## Task instructions
From the listing below, pull each line that includes "trúng".

* BEGIN Records provided *

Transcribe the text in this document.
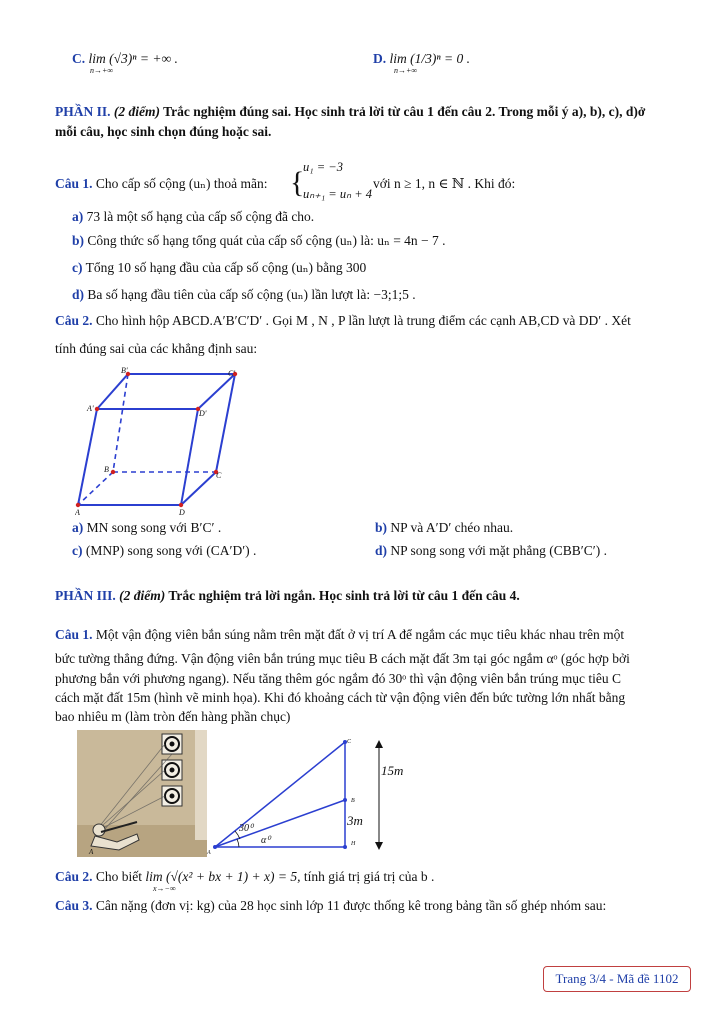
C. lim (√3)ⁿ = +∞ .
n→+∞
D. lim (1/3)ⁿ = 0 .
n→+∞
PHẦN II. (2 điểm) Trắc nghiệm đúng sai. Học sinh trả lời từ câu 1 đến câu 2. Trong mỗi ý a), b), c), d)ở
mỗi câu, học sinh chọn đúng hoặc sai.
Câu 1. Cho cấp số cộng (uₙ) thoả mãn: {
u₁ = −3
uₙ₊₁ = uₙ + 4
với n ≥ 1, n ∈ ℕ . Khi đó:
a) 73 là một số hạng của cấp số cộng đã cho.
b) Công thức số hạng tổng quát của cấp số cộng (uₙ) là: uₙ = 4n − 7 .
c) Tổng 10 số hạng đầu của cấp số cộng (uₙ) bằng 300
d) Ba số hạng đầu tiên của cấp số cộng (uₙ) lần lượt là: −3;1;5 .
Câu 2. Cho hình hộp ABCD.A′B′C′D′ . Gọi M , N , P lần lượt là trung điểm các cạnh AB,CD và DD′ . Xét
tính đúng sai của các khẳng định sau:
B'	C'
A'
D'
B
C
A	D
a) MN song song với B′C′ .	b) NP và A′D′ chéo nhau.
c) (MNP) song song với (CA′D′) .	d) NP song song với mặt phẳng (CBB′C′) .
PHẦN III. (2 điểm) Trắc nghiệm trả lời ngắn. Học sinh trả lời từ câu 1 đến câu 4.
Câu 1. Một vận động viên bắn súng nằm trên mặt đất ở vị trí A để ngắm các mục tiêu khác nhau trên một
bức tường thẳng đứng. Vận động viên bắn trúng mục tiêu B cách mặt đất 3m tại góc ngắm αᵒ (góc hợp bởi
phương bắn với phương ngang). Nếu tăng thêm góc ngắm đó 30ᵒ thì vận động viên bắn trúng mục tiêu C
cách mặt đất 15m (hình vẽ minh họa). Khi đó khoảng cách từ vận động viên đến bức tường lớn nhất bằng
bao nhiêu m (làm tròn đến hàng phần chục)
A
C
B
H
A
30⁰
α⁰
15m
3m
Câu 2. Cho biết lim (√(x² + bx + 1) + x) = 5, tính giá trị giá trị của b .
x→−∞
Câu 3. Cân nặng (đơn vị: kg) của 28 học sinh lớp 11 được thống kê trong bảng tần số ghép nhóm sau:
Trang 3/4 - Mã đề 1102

* END Records provided *
* BEGIN Records provided *

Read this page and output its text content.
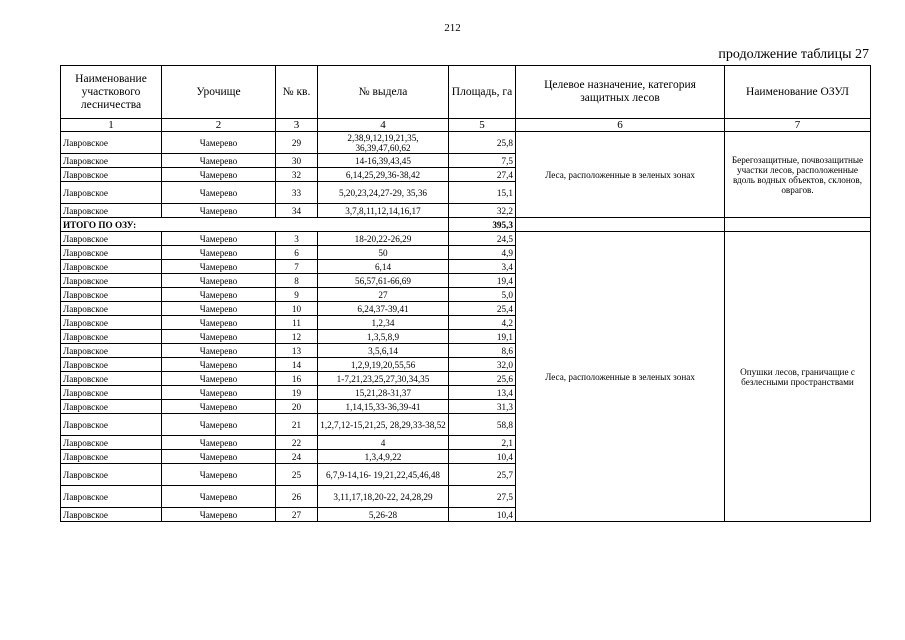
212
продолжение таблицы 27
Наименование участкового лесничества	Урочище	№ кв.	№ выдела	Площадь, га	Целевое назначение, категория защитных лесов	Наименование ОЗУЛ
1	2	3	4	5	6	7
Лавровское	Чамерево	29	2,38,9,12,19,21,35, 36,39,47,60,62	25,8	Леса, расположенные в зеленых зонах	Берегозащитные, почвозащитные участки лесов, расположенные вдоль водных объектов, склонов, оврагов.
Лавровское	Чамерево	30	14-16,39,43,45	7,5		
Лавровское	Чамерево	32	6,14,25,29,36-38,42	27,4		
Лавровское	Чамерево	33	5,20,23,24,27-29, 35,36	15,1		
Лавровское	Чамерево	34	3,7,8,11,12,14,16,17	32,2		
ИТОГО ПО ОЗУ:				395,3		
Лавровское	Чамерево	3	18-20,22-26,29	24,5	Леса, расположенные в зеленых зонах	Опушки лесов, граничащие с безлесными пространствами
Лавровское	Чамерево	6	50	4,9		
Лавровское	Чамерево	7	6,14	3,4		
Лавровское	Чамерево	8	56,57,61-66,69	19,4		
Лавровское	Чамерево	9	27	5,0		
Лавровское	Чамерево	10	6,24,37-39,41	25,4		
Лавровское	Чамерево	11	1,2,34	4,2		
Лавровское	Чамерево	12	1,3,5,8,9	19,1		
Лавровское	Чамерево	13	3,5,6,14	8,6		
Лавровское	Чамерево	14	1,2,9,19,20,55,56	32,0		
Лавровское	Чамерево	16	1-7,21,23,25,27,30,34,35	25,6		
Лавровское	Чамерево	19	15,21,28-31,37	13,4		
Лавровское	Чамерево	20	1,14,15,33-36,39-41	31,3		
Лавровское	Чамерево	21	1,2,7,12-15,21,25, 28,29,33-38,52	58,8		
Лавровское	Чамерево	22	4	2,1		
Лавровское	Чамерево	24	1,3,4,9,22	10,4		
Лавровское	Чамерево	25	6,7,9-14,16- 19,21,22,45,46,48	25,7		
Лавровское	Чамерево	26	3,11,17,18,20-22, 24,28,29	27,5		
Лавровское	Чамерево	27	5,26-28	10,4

* END Records provided *
* BEGIN Records provided *

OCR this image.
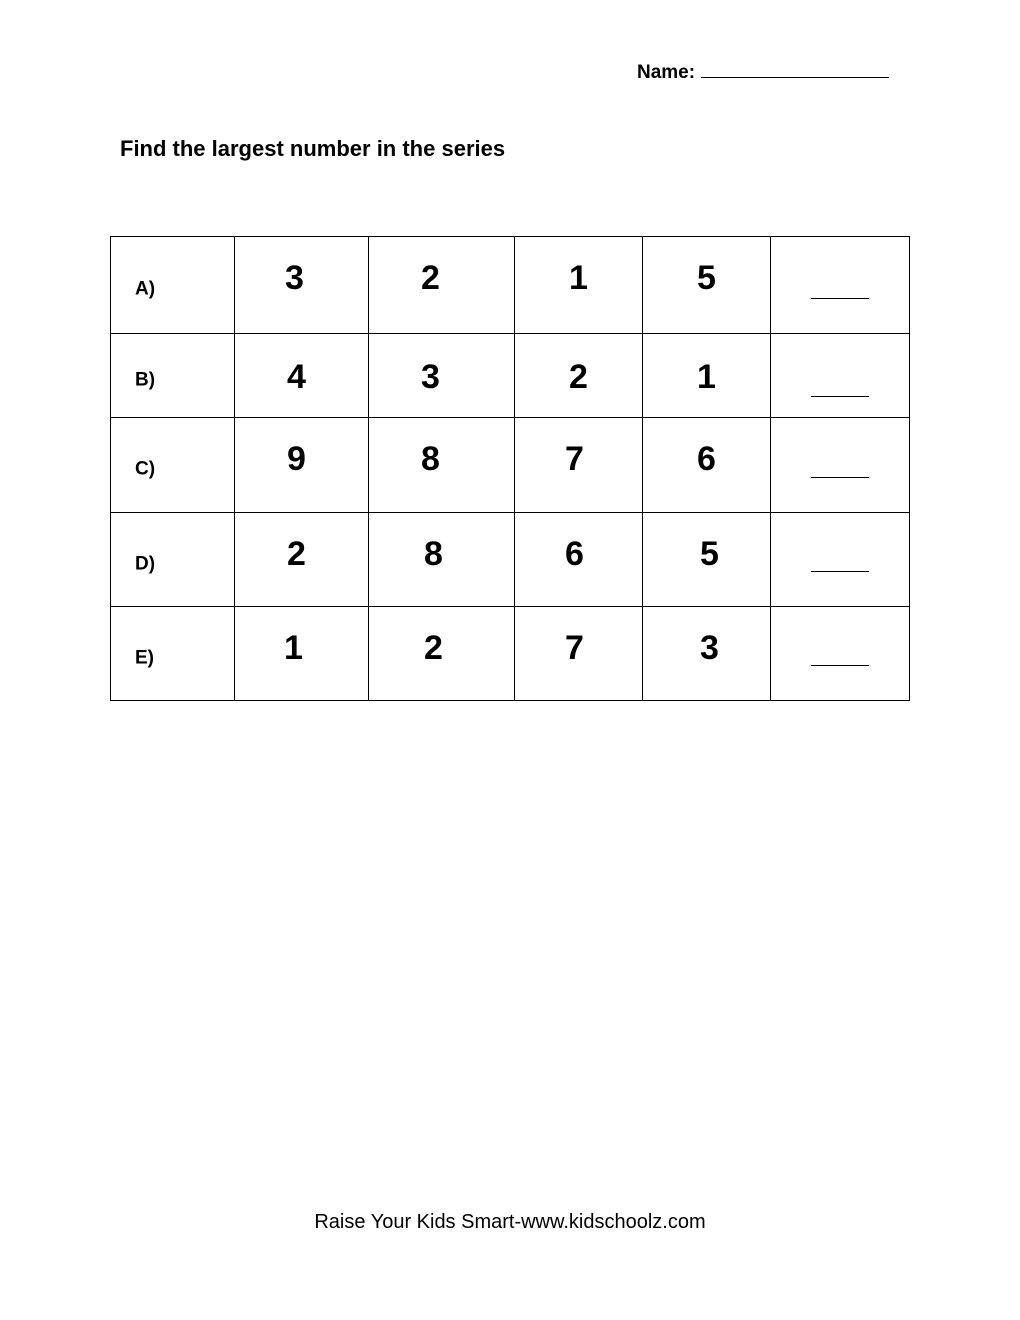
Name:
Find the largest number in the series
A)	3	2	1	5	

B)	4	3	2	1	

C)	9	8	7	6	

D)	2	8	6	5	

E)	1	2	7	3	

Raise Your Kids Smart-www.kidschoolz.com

* END Records provided *

## Solution to the problem
bức tường thẳng đứng. Vận động viên bắn trúng mục tiêu B cách mặt đất 3m tại góc ngắm αᵒ (góc hợp bởi
phương bắn với phương ngang). Nếu tăng thêm góc ngắm đó 30ᵒ thì vận động viên bắn trúng mục tiêu C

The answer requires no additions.